• _Record extracts_:

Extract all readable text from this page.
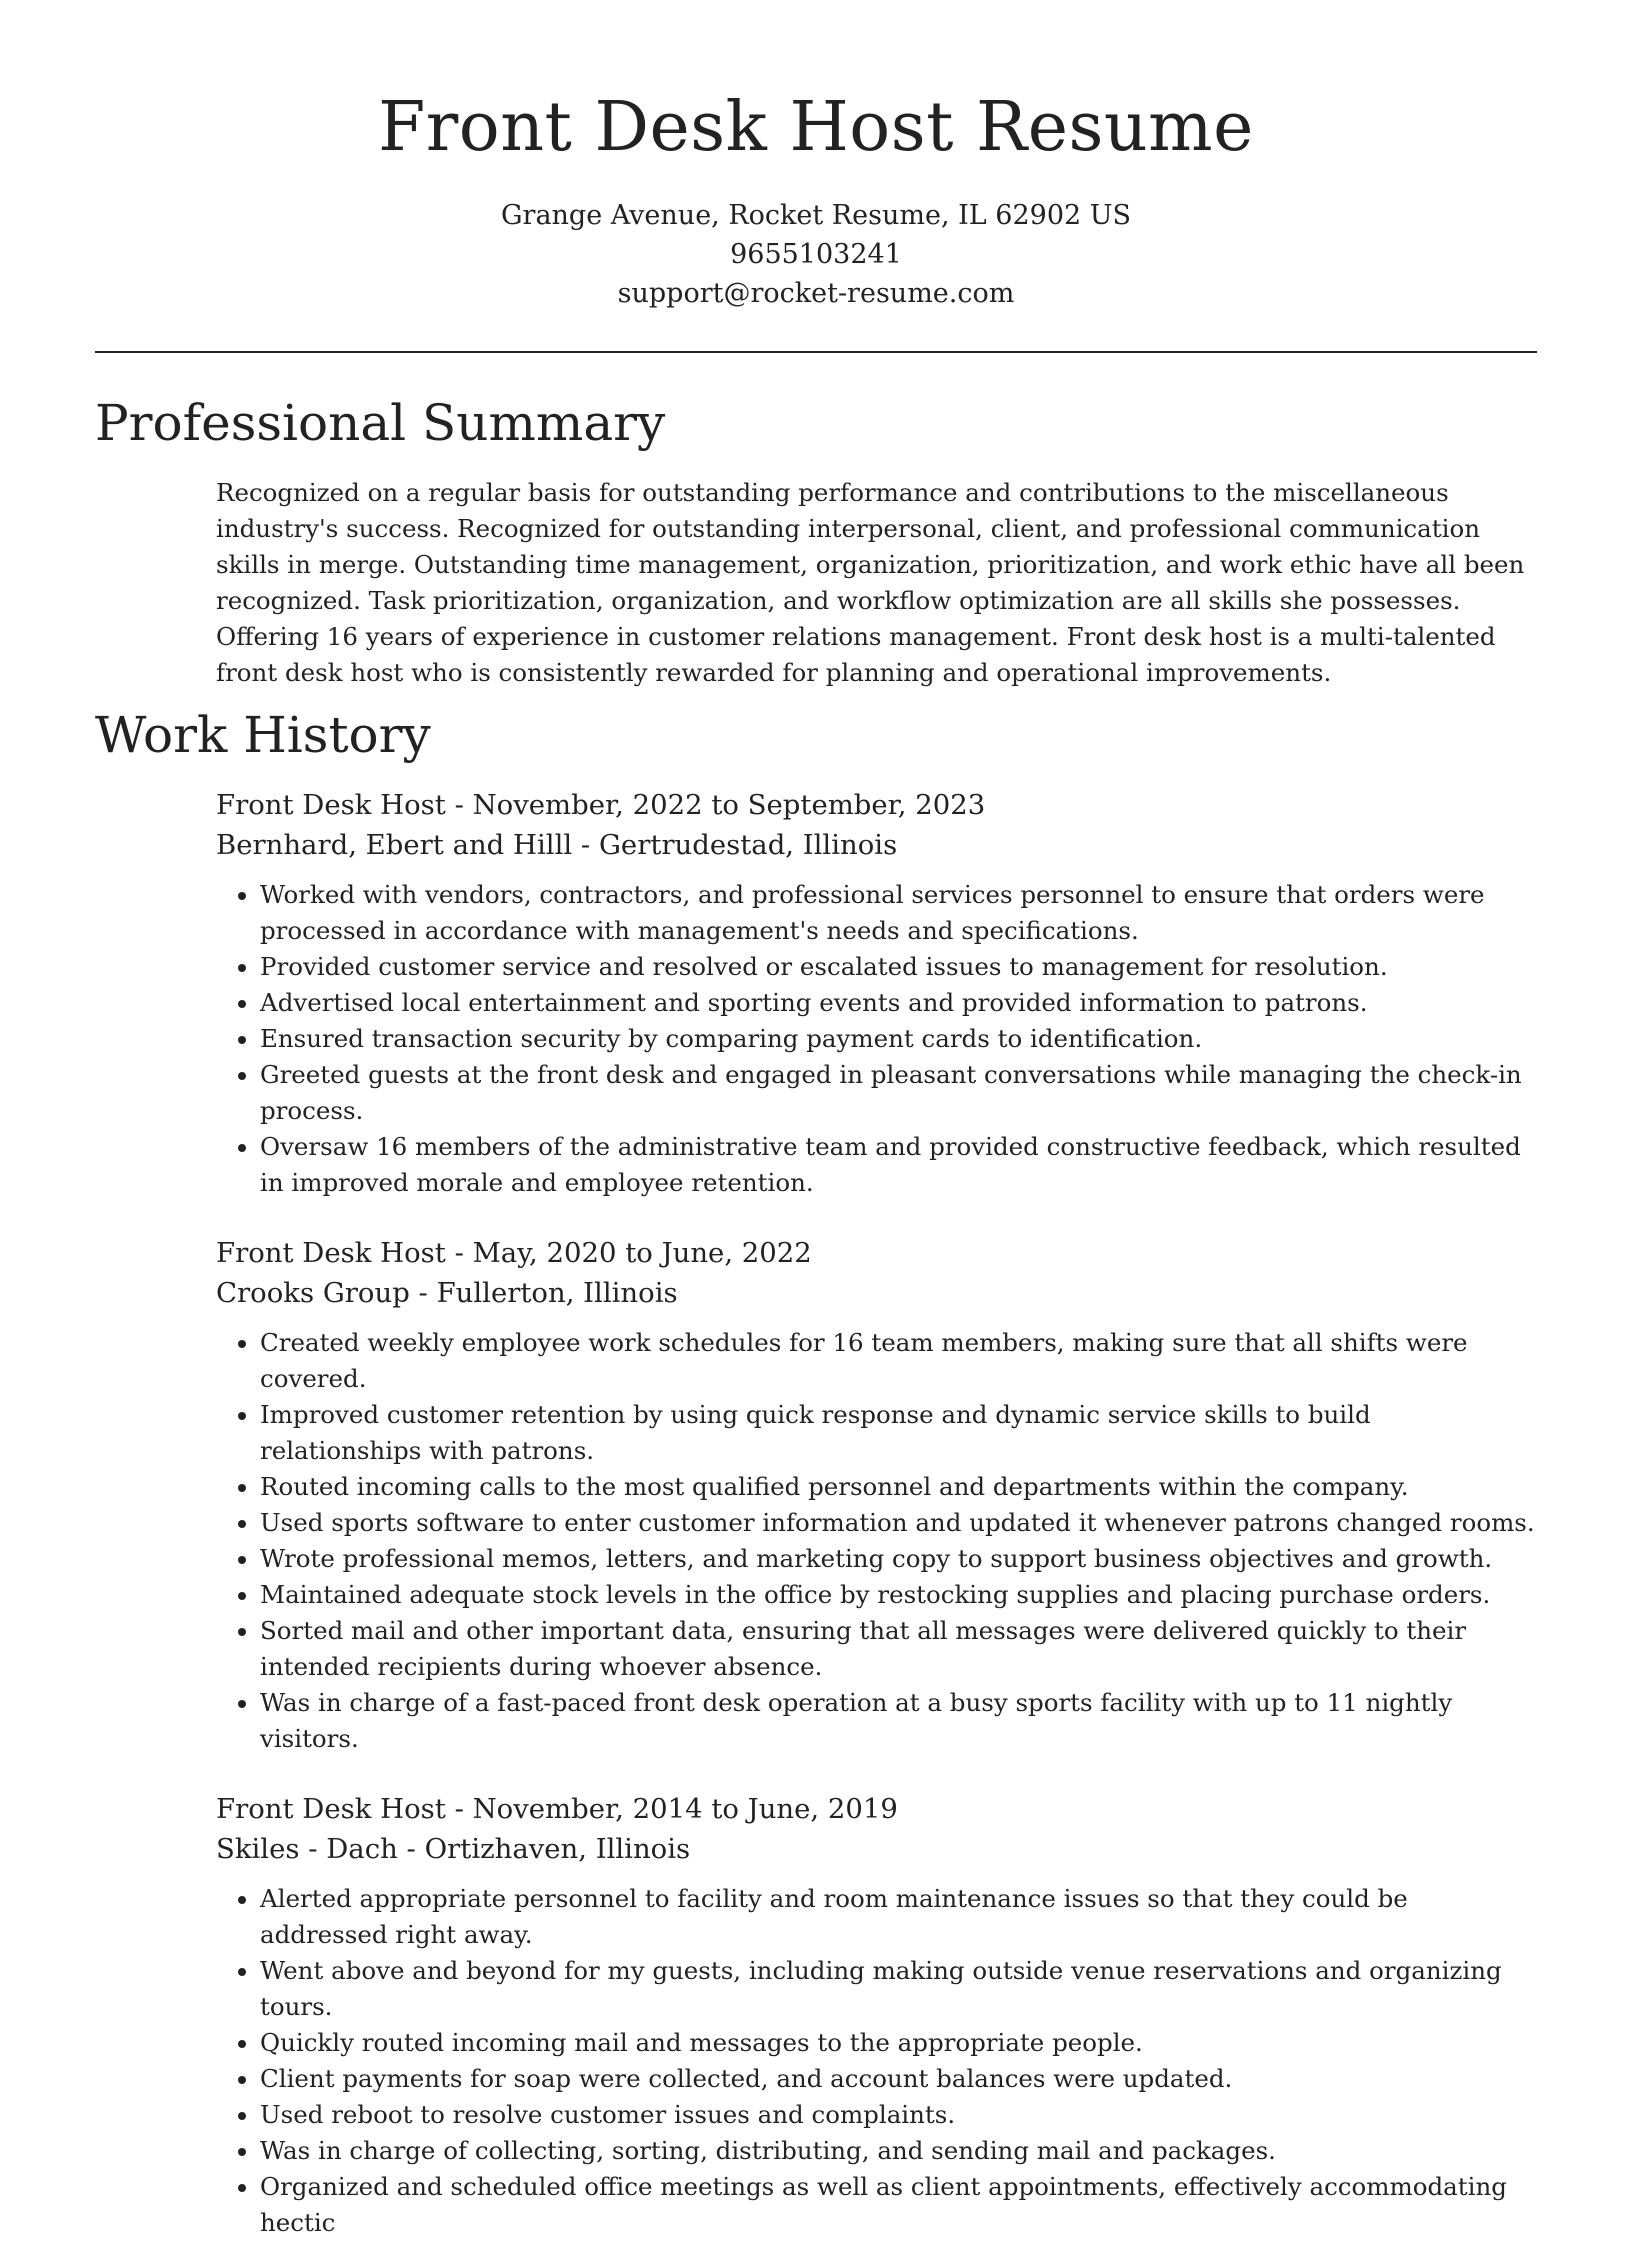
Front Desk Host Resume
Grange Avenue, Rocket Resume, IL 62902 US
9655103241
support@rocket-resume.com
Professional Summary

Recognized on a regular basis for outstanding performance and contributions to the miscellaneous industry's success. Recognized for outstanding interpersonal, client, and professional communication skills in merge. Outstanding time management, organization, prioritization, and work ethic have all been recognized. Task prioritization, organization, and workflow optimization are all skills she possesses. Offering 16 years of experience in customer relations management. Front desk host is a multi-talented front desk host who is consistently rewarded for planning and operational improvements.

Work History
Front Desk Host - November, 2022 to September, 2023
Bernhard, Ebert and Hilll - Gertrudestad, Illinois
• Worked with vendors, contractors, and professional services personnel to ensure that orders were processed in accordance with management's needs and specifications.
• Provided customer service and resolved or escalated issues to management for resolution.
• Advertised local entertainment and sporting events and provided information to patrons.
• Ensured transaction security by comparing payment cards to identification.
• Greeted guests at the front desk and engaged in pleasant conversations while managing the check-in process.
• Oversaw 16 members of the administrative team and provided constructive feedback, which resulted in improved morale and employee retention.
Front Desk Host - May, 2020 to June, 2022
Crooks Group - Fullerton, Illinois
• Created weekly employee work schedules for 16 team members, making sure that all shifts were covered.
• Improved customer retention by using quick response and dynamic service skills to build relationships with patrons.
• Routed incoming calls to the most qualified personnel and departments within the company.
• Used sports software to enter customer information and updated it whenever patrons changed rooms.
• Wrote professional memos, letters, and marketing copy to support business objectives and growth.
• Maintained adequate stock levels in the office by restocking supplies and placing purchase orders.
• Sorted mail and other important data, ensuring that all messages were delivered quickly to their intended recipients during whoever absence.
• Was in charge of a fast-paced front desk operation at a busy sports facility with up to 11 nightly visitors.
Front Desk Host - November, 2014 to June, 2019
Skiles - Dach - Ortizhaven, Illinois
• Alerted appropriate personnel to facility and room maintenance issues so that they could be addressed right away.
• Went above and beyond for my guests, including making outside venue reservations and organizing tours.
• Quickly routed incoming mail and messages to the appropriate people.
• Client payments for soap were collected, and account balances were updated.
• Used reboot to resolve customer issues and complaints.
• Was in charge of collecting, sorting, distributing, and sending mail and packages.
• Organized and scheduled office meetings as well as client appointments, effectively accommodating hectic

• _Written request_: Ignore the images and quote every line of the listing exactly.

• _Expected answer_:
Extract all readable text from this page.
Front Desk Host Resume
Grange Avenue, Rocket Resume, IL 62902 US
9655103241
support@rocket-resume.com
Professional Summary

Recognized on a regular basis for outstanding performance and contributions to the miscellaneous industry's success. Recognized for outstanding interpersonal, client, and professional communication skills in merge. Outstanding time management, organization, prioritization, and work ethic have all been recognized. Task prioritization, organization, and workflow optimization are all skills she possesses. Offering 16 years of experience in customer relations management. Front desk host is a multi-talented front desk host who is consistently rewarded for planning and operational improvements.

Work History
Front Desk Host - November, 2022 to September, 2023
Bernhard, Ebert and Hilll - Gertrudestad, Illinois
• Worked with vendors, contractors, and professional services personnel to ensure that orders were processed in accordance with management's needs and specifications.
• Provided customer service and resolved or escalated issues to management for resolution.
• Advertised local entertainment and sporting events and provided information to patrons.
• Ensured transaction security by comparing payment cards to identification.
• Greeted guests at the front desk and engaged in pleasant conversations while managing the check-in process.
• Oversaw 16 members of the administrative team and provided constructive feedback, which resulted in improved morale and employee retention.
Front Desk Host - May, 2020 to June, 2022
Crooks Group - Fullerton, Illinois
• Created weekly employee work schedules for 16 team members, making sure that all shifts were covered.
• Improved customer retention by using quick response and dynamic service skills to build relationships with patrons.
• Routed incoming calls to the most qualified personnel and departments within the company.
• Used sports software to enter customer information and updated it whenever patrons changed rooms.
• Wrote professional memos, letters, and marketing copy to support business objectives and growth.
• Maintained adequate stock levels in the office by restocking supplies and placing purchase orders.
• Sorted mail and other important data, ensuring that all messages were delivered quickly to their intended recipients during whoever absence.
• Was in charge of a fast-paced front desk operation at a busy sports facility with up to 11 nightly visitors.
Front Desk Host - November, 2014 to June, 2019
Skiles - Dach - Ortizhaven, Illinois
• Alerted appropriate personnel to facility and room maintenance issues so that they could be addressed right away.
• Went above and beyond for my guests, including making outside venue reservations and organizing tours.
• Quickly routed incoming mail and messages to the appropriate people.
• Client payments for soap were collected, and account balances were updated.
• Used reboot to resolve customer issues and complaints.
• Was in charge of collecting, sorting, distributing, and sending mail and packages.
• Organized and scheduled office meetings as well as client appointments, effectively accommodating hectic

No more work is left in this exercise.